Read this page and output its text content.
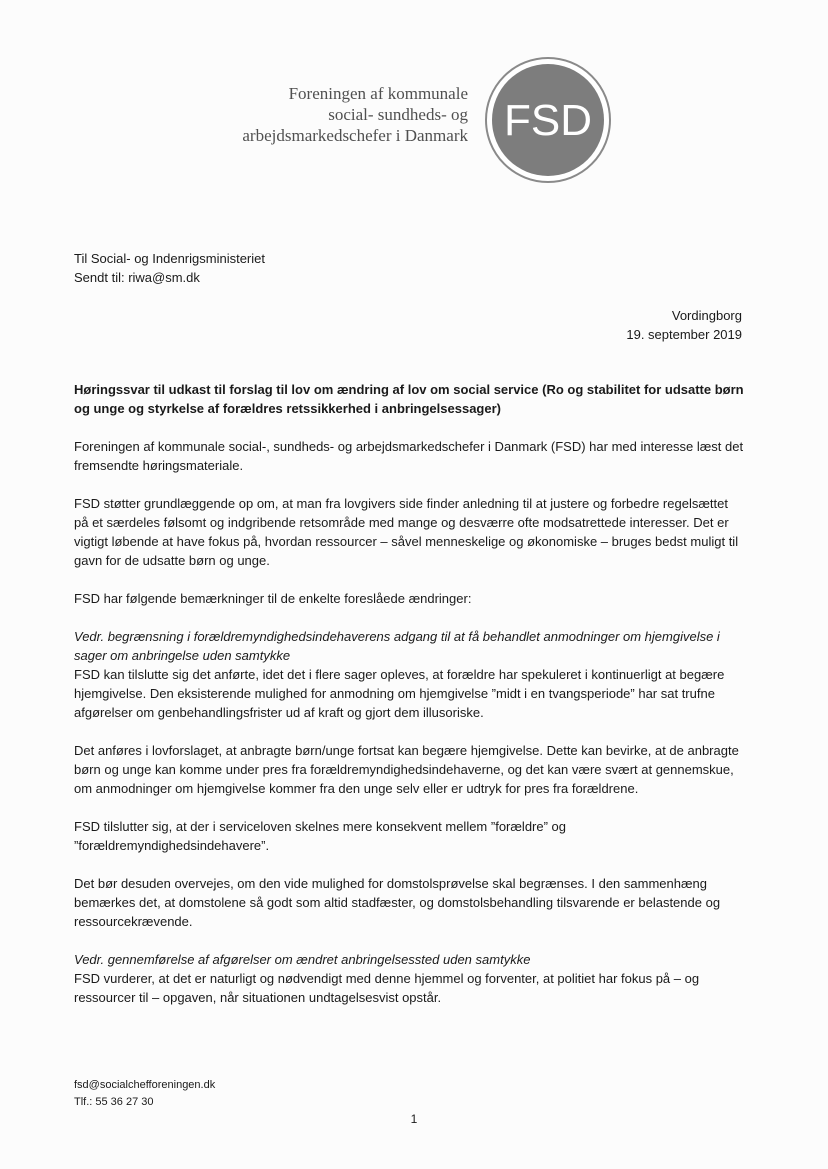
Foreningen af kommunale
social- sundheds- og
arbejdsmarkedschefer i Danmark FSD
Til Social- og Indenrigsministeriet
Sendt til: riwa@sm.dk
Vordingborg
19. september 2019

Høringssvar til udkast til forslag til lov om ændring af lov om social service (Ro og stabilitet for udsatte børn og unge og styrkelse af forældres retssikkerhed i anbringelsessager)

Foreningen af kommunale social-, sundheds- og arbejdsmarkedschefer i Danmark (FSD) har med interesse læst det fremsendte høringsmateriale.

FSD støtter grundlæggende op om, at man fra lovgivers side finder anledning til at justere og forbedre regelsættet på et særdeles følsomt og indgribende retsområde med mange og desværre ofte modsatrettede interesser. Det er vigtigt løbende at have fokus på, hvordan ressourcer – såvel menneskelige og økonomiske – bruges bedst muligt til gavn for de udsatte børn og unge.

FSD har følgende bemærkninger til de enkelte foreslåede ændringer:

Vedr. begrænsning i forældremyndighedsindehaverens adgang til at få behandlet anmodninger om hjemgivelse i sager om anbringelse uden samtykke
FSD kan tilslutte sig det anførte, idet det i flere sager opleves, at forældre har spekuleret i kontinuerligt at begære hjemgivelse. Den eksisterende mulighed for anmodning om hjemgivelse ”midt i en tvangsperiode” har sat trufne afgørelser om genbehandlingsfrister ud af kraft og gjort dem illusoriske.

Det anføres i lovforslaget, at anbragte børn/unge fortsat kan begære hjemgivelse. Dette kan bevirke, at de anbragte børn og unge kan komme under pres fra forældremyndighedsindehaverne, og det kan være svært at gennemskue, om anmodninger om hjemgivelse kommer fra den unge selv eller er udtryk for pres fra forældrene.

FSD tilslutter sig, at der i serviceloven skelnes mere konsekvent mellem ”forældre” og ”forældremyndighedsindehavere”.

Det bør desuden overvejes, om den vide mulighed for domstolsprøvelse skal begrænses. I den sammenhæng bemærkes det, at domstolene så godt som altid stadfæster, og domstolsbehandling tilsvarende er belastende og ressourcekrævende.

Vedr. gennemførelse af afgørelser om ændret anbringelsessted uden samtykke
FSD vurderer, at det er naturligt og nødvendigt med denne hjemmel og forventer, at politiet har fokus på – og ressourcer til – opgaven, når situationen undtagelsesvist opstår.

fsd@socialchefforeningen.dk
Tlf.: 55 36 27 30
1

Exercise objective = Give the data above again in full and unchanged, skipping the pictures.

Final result =
Read this page and output its text content.
Foreningen af kommunale
social- sundheds- og
arbejdsmarkedschefer i Danmark FSD
Til Social- og Indenrigsministeriet
Sendt til: riwa@sm.dk
Vordingborg
19. september 2019

Høringssvar til udkast til forslag til lov om ændring af lov om social service (Ro og stabilitet for udsatte børn og unge og styrkelse af forældres retssikkerhed i anbringelsessager)

Foreningen af kommunale social-, sundheds- og arbejdsmarkedschefer i Danmark (FSD) har med interesse læst det fremsendte høringsmateriale.

FSD støtter grundlæggende op om, at man fra lovgivers side finder anledning til at justere og forbedre regelsættet på et særdeles følsomt og indgribende retsområde med mange og desværre ofte modsatrettede interesser. Det er vigtigt løbende at have fokus på, hvordan ressourcer – såvel menneskelige og økonomiske – bruges bedst muligt til gavn for de udsatte børn og unge.

FSD har følgende bemærkninger til de enkelte foreslåede ændringer:

Vedr. begrænsning i forældremyndighedsindehaverens adgang til at få behandlet anmodninger om hjemgivelse i sager om anbringelse uden samtykke
FSD kan tilslutte sig det anførte, idet det i flere sager opleves, at forældre har spekuleret i kontinuerligt at begære hjemgivelse. Den eksisterende mulighed for anmodning om hjemgivelse ”midt i en tvangsperiode” har sat trufne afgørelser om genbehandlingsfrister ud af kraft og gjort dem illusoriske.

Det anføres i lovforslaget, at anbragte børn/unge fortsat kan begære hjemgivelse. Dette kan bevirke, at de anbragte børn og unge kan komme under pres fra forældremyndighedsindehaverne, og det kan være svært at gennemskue, om anmodninger om hjemgivelse kommer fra den unge selv eller er udtryk for pres fra forældrene.

FSD tilslutter sig, at der i serviceloven skelnes mere konsekvent mellem ”forældre” og ”forældremyndighedsindehavere”.

Det bør desuden overvejes, om den vide mulighed for domstolsprøvelse skal begrænses. I den sammenhæng bemærkes det, at domstolene så godt som altid stadfæster, og domstolsbehandling tilsvarende er belastende og ressourcekrævende.

Vedr. gennemførelse af afgørelser om ændret anbringelsessted uden samtykke
FSD vurderer, at det er naturligt og nødvendigt med denne hjemmel og forventer, at politiet har fokus på – og ressourcer til – opgaven, når situationen undtagelsesvist opstår.

fsd@socialchefforeningen.dk
Tlf.: 55 36 27 30
1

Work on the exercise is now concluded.